— begin Record excerpts —
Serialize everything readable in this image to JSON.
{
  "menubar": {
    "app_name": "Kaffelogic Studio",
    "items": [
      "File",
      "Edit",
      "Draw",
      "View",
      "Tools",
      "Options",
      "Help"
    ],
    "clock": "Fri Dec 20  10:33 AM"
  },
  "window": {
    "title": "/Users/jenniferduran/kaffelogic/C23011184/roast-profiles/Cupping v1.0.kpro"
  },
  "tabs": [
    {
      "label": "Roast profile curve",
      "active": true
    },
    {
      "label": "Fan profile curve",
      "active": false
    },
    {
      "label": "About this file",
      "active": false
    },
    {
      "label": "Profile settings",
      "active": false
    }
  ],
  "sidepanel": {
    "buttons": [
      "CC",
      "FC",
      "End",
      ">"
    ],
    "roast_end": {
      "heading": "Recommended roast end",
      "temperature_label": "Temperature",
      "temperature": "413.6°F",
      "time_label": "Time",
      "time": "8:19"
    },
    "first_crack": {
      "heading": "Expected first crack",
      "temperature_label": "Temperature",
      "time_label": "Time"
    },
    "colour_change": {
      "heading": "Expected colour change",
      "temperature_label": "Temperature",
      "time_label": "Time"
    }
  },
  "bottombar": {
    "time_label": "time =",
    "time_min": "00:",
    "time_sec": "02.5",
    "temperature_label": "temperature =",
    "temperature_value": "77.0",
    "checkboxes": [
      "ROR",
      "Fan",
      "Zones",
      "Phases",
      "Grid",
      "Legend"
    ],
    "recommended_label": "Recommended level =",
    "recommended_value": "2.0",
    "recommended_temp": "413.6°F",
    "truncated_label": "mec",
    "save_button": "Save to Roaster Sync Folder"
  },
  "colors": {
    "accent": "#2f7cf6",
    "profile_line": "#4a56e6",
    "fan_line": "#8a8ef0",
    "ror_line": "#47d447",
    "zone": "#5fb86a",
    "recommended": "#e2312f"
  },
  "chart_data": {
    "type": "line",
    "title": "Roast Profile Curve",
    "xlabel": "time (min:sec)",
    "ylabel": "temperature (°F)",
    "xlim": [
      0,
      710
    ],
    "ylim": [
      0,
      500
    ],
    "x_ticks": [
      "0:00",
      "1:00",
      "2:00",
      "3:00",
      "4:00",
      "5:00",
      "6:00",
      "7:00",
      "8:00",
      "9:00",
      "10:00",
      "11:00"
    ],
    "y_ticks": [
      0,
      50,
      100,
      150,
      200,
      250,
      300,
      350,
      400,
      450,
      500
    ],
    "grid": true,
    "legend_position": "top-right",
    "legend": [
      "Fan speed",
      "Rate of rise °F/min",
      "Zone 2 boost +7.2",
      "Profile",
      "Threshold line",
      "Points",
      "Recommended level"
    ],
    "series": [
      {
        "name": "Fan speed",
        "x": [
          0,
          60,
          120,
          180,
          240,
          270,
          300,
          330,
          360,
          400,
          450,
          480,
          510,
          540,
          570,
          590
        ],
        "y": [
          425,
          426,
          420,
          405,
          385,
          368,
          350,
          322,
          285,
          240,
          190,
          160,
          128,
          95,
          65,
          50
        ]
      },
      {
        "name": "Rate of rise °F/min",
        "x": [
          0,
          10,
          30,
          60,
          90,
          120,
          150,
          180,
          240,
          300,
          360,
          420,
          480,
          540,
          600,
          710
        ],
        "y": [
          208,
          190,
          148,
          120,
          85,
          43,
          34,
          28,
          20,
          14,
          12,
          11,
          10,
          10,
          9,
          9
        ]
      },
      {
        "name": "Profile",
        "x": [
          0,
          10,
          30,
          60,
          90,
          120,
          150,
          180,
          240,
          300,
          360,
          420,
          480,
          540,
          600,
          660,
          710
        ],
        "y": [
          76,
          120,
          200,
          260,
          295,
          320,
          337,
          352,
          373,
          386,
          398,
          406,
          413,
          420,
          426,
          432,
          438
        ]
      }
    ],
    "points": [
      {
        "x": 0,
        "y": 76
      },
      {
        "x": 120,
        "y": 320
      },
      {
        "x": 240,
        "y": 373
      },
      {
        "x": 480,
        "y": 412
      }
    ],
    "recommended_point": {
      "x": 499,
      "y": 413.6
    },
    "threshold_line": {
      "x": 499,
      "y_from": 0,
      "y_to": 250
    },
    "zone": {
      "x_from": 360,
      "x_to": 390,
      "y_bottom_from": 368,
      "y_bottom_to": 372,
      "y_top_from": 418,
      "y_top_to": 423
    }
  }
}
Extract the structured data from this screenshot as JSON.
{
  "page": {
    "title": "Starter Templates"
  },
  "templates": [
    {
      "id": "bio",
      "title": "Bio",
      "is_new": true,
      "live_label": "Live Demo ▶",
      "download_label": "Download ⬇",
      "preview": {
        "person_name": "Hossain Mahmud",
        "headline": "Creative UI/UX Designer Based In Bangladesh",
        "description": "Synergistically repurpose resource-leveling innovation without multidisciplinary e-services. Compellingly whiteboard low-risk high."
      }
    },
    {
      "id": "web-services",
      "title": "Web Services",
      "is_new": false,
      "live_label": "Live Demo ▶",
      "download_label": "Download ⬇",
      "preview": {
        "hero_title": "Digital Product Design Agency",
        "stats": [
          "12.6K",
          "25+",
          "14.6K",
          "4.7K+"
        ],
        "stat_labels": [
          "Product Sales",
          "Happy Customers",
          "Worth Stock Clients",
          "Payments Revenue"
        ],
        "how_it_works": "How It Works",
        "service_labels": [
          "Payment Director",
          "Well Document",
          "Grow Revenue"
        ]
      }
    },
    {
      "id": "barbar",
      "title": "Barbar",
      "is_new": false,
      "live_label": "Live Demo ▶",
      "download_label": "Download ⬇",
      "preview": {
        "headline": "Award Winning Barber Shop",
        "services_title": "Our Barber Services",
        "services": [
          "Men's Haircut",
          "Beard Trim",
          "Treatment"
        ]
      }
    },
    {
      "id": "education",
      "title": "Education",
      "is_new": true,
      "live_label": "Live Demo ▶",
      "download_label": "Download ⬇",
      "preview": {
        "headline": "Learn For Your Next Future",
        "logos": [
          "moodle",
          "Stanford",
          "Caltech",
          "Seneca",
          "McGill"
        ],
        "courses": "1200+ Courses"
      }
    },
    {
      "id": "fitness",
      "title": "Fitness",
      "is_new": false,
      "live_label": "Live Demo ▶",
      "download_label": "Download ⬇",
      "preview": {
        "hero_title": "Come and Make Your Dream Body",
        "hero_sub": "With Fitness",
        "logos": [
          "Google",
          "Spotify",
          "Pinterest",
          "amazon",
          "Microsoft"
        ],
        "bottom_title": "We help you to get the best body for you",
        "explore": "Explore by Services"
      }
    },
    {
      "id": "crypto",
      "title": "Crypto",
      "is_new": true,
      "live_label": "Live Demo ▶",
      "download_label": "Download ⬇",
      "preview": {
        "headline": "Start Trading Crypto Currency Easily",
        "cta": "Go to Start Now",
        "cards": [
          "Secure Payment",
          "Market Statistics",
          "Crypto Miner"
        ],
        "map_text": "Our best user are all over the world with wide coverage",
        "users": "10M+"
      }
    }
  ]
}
— end Record excerpts —
Repeat the preceding lines exactly, please, every one of them.

Response to this exercise:
Serialize everything readable in this image to JSON.
{
  "menubar": {
    "app_name": "Kaffelogic Studio",
    "items": [
      "File",
      "Edit",
      "Draw",
      "View",
      "Tools",
      "Options",
      "Help"
    ],
    "clock": "Fri Dec 20  10:33 AM"
  },
  "window": {
    "title": "/Users/jenniferduran/kaffelogic/C23011184/roast-profiles/Cupping v1.0.kpro"
  },
  "tabs": [
    {
      "label": "Roast profile curve",
      "active": true
    },
    {
      "label": "Fan profile curve",
      "active": false
    },
    {
      "label": "About this file",
      "active": false
    },
    {
      "label": "Profile settings",
      "active": false
    }
  ],
  "sidepanel": {
    "buttons": [
      "CC",
      "FC",
      "End",
      ">"
    ],
    "roast_end": {
      "heading": "Recommended roast end",
      "temperature_label": "Temperature",
      "temperature": "413.6°F",
      "time_label": "Time",
      "time": "8:19"
    },
    "first_crack": {
      "heading": "Expected first crack",
      "temperature_label": "Temperature",
      "time_label": "Time"
    },
    "colour_change": {
      "heading": "Expected colour change",
      "temperature_label": "Temperature",
      "time_label": "Time"
    }
  },
  "bottombar": {
    "time_label": "time =",
    "time_min": "00:",
    "time_sec": "02.5",
    "temperature_label": "temperature =",
    "temperature_value": "77.0",
    "checkboxes": [
      "ROR",
      "Fan",
      "Zones",
      "Phases",
      "Grid",
      "Legend"
    ],
    "recommended_label": "Recommended level =",
    "recommended_value": "2.0",
    "recommended_temp": "413.6°F",
    "truncated_label": "mec",
    "save_button": "Save to Roaster Sync Folder"
  },
  "colors": {
    "accent": "#2f7cf6",
    "profile_line": "#4a56e6",
    "fan_line": "#8a8ef0",
    "ror_line": "#47d447",
    "zone": "#5fb86a",
    "recommended": "#e2312f"
  },
  "chart_data": {
    "type": "line",
    "title": "Roast Profile Curve",
    "xlabel": "time (min:sec)",
    "ylabel": "temperature (°F)",
    "xlim": [
      0,
      710
    ],
    "ylim": [
      0,
      500
    ],
    "x_ticks": [
      "0:00",
      "1:00",
      "2:00",
      "3:00",
      "4:00",
      "5:00",
      "6:00",
      "7:00",
      "8:00",
      "9:00",
      "10:00",
      "11:00"
    ],
    "y_ticks": [
      0,
      50,
      100,
      150,
      200,
      250,
      300,
      350,
      400,
      450,
      500
    ],
    "grid": true,
    "legend_position": "top-right",
    "legend": [
      "Fan speed",
      "Rate of rise °F/min",
      "Zone 2 boost +7.2",
      "Profile",
      "Threshold line",
      "Points",
      "Recommended level"
    ],
    "series": [
      {
        "name": "Fan speed",
        "x": [
          0,
          60,
          120,
          180,
          240,
          270,
          300,
          330,
          360,
          400,
          450,
          480,
          510,
          540,
          570,
          590
        ],
        "y": [
          425,
          426,
          420,
          405,
          385,
          368,
          350,
          322,
          285,
          240,
          190,
          160,
          128,
          95,
          65,
          50
        ]
      },
      {
        "name": "Rate of rise °F/min",
        "x": [
          0,
          10,
          30,
          60,
          90,
          120,
          150,
          180,
          240,
          300,
          360,
          420,
          480,
          540,
          600,
          710
        ],
        "y": [
          208,
          190,
          148,
          120,
          85,
          43,
          34,
          28,
          20,
          14,
          12,
          11,
          10,
          10,
          9,
          9
        ]
      },
      {
        "name": "Profile",
        "x": [
          0,
          10,
          30,
          60,
          90,
          120,
          150,
          180,
          240,
          300,
          360,
          420,
          480,
          540,
          600,
          660,
          710
        ],
        "y": [
          76,
          120,
          200,
          260,
          295,
          320,
          337,
          352,
          373,
          386,
          398,
          406,
          413,
          420,
          426,
          432,
          438
        ]
      }
    ],
    "points": [
      {
        "x": 0,
        "y": 76
      },
      {
        "x": 120,
        "y": 320
      },
      {
        "x": 240,
        "y": 373
      },
      {
        "x": 480,
        "y": 412
      }
    ],
    "recommended_point": {
      "x": 499,
      "y": 413.6
    },
    "threshold_line": {
      "x": 499,
      "y_from": 0,
      "y_to": 250
    },
    "zone": {
      "x_from": 360,
      "x_to": 390,
      "y_bottom_from": 368,
      "y_bottom_to": 372,
      "y_top_from": 418,
      "y_top_to": 423
    }
  }
}
Extract the structured data from this screenshot as JSON.
{
  "page": {
    "title": "Starter Templates"
  },
  "templates": [
    {
      "id": "bio",
      "title": "Bio",
      "is_new": true,
      "live_label": "Live Demo ▶",
      "download_label": "Download ⬇",
      "preview": {
        "person_name": "Hossain Mahmud",
        "headline": "Creative UI/UX Designer Based In Bangladesh",
        "description": "Synergistically repurpose resource-leveling innovation without multidisciplinary e-services. Compellingly whiteboard low-risk high."
      }
    },
    {
      "id": "web-services",
      "title": "Web Services",
      "is_new": false,
      "live_label": "Live Demo ▶",
      "download_label": "Download ⬇",
      "preview": {
        "hero_title": "Digital Product Design Agency",
        "stats": [
          "12.6K",
          "25+",
          "14.6K",
          "4.7K+"
        ],
        "stat_labels": [
          "Product Sales",
          "Happy Customers",
          "Worth Stock Clients",
          "Payments Revenue"
        ],
        "how_it_works": "How It Works",
        "service_labels": [
          "Payment Director",
          "Well Document",
          "Grow Revenue"
        ]
      }
    },
    {
      "id": "barbar",
      "title": "Barbar",
      "is_new": false,
      "live_label": "Live Demo ▶",
      "download_label": "Download ⬇",
      "preview": {
        "headline": "Award Winning Barber Shop",
        "services_title": "Our Barber Services",
        "services": [
          "Men's Haircut",
          "Beard Trim",
          "Treatment"
        ]
      }
    },
    {
      "id": "education",
      "title": "Education",
      "is_new": true,
      "live_label": "Live Demo ▶",
      "download_label": "Download ⬇",
      "preview": {
        "headline": "Learn For Your Next Future",
        "logos": [
          "moodle",
          "Stanford",
          "Caltech",
          "Seneca",
          "McGill"
        ],
        "courses": "1200+ Courses"
      }
    },
    {
      "id": "fitness",
      "title": "Fitness",
      "is_new": false,
      "live_label": "Live Demo ▶",
      "download_label": "Download ⬇",
      "preview": {
        "hero_title": "Come and Make Your Dream Body",
        "hero_sub": "With Fitness",
        "logos": [
          "Google",
          "Spotify",
          "Pinterest",
          "amazon",
          "Microsoft"
        ],
        "bottom_title": "We help you to get the best body for you",
        "explore": "Explore by Services"
      }
    },
    {
      "id": "crypto",
      "title": "Crypto",
      "is_new": true,
      "live_label": "Live Demo ▶",
      "download_label": "Download ⬇",
      "preview": {
        "headline": "Start Trading Crypto Currency Easily",
        "cta": "Go to Start Now",
        "cards": [
          "Secure Payment",
          "Market Statistics",
          "Crypto Miner"
        ],
        "map_text": "Our best user are all over the world with wide coverage",
        "users": "10M+"
      }
    }
  ]
}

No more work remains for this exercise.